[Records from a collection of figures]
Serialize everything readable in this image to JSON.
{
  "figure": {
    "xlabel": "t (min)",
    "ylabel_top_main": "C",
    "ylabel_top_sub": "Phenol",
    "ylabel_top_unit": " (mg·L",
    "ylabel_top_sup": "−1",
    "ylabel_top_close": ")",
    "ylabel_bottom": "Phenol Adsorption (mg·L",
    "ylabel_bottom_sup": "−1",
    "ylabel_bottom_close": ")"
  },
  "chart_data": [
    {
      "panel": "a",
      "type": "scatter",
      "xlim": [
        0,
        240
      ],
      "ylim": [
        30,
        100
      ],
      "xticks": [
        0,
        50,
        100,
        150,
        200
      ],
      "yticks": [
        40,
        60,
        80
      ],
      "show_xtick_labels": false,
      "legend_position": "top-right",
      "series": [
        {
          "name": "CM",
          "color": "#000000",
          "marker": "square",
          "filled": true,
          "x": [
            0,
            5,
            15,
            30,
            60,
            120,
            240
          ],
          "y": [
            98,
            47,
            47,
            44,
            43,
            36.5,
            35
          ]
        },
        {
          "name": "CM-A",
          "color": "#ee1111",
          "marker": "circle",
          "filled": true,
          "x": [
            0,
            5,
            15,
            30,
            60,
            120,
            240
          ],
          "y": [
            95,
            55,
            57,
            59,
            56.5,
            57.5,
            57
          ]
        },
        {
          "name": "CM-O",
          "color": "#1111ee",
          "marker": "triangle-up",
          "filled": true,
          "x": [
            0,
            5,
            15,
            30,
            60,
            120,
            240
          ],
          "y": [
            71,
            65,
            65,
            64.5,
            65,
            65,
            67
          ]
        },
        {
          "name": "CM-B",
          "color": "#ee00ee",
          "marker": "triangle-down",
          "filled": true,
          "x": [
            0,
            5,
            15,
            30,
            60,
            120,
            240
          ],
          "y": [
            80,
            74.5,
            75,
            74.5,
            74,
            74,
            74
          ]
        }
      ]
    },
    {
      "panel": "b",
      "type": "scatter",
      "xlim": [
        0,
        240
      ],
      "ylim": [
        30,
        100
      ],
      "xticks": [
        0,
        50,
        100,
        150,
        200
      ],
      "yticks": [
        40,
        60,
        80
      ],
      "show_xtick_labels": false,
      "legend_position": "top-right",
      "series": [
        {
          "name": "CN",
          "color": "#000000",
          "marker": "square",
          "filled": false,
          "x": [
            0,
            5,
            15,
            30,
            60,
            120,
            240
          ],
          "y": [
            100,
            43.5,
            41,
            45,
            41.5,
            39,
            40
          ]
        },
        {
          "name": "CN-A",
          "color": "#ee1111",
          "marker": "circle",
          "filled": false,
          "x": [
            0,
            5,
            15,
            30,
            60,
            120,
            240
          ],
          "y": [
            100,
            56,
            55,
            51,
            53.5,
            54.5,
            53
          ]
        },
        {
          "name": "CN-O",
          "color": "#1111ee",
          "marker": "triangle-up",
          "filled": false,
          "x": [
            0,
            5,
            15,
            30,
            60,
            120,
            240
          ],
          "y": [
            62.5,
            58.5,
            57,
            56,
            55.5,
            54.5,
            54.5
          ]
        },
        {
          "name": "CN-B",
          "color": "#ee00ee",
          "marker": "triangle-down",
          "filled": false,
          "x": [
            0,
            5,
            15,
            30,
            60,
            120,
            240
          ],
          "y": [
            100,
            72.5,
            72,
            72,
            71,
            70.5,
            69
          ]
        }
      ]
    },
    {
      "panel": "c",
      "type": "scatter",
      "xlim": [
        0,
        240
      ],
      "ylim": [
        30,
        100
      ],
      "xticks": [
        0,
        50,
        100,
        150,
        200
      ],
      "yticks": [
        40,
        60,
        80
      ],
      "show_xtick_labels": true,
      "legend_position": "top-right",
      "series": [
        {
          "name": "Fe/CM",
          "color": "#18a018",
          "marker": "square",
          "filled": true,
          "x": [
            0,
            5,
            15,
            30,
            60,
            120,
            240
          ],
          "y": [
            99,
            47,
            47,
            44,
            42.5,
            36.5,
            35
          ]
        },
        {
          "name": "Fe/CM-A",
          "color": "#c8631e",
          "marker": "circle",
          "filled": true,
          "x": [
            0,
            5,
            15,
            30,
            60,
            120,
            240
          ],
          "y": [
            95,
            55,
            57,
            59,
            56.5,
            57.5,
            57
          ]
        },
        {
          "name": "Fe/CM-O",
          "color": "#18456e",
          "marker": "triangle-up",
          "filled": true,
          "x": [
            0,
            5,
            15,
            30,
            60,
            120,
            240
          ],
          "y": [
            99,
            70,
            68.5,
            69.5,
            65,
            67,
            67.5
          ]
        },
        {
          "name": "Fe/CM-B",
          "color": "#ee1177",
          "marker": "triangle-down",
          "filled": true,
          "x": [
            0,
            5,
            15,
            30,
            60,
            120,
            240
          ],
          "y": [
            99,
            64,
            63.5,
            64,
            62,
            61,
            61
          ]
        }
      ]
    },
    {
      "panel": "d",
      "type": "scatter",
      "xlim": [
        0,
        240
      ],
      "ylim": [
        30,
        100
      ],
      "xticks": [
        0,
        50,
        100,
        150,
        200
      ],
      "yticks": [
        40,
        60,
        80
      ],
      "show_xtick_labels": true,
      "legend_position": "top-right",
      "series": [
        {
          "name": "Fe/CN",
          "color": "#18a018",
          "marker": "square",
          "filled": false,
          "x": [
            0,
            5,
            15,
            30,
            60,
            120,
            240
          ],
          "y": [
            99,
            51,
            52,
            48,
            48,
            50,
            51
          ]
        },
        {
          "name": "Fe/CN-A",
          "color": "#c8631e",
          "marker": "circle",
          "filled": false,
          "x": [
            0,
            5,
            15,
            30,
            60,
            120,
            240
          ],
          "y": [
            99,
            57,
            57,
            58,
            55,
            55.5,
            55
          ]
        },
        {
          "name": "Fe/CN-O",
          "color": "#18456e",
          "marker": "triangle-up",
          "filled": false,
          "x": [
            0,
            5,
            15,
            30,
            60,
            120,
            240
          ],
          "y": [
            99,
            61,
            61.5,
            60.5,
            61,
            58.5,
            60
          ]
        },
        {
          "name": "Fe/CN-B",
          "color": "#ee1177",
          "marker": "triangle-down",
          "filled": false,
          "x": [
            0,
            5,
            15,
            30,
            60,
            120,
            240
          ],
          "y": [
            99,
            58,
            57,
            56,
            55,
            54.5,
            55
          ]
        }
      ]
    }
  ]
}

EXERCISE DETAILS >> For the listing above, identify each line bearing "Phenol".

FULL ANSWER >>
    "ylabel_top_sub": "Phenol",
    "ylabel_bottom": "Phenol Adsorption (mg·L",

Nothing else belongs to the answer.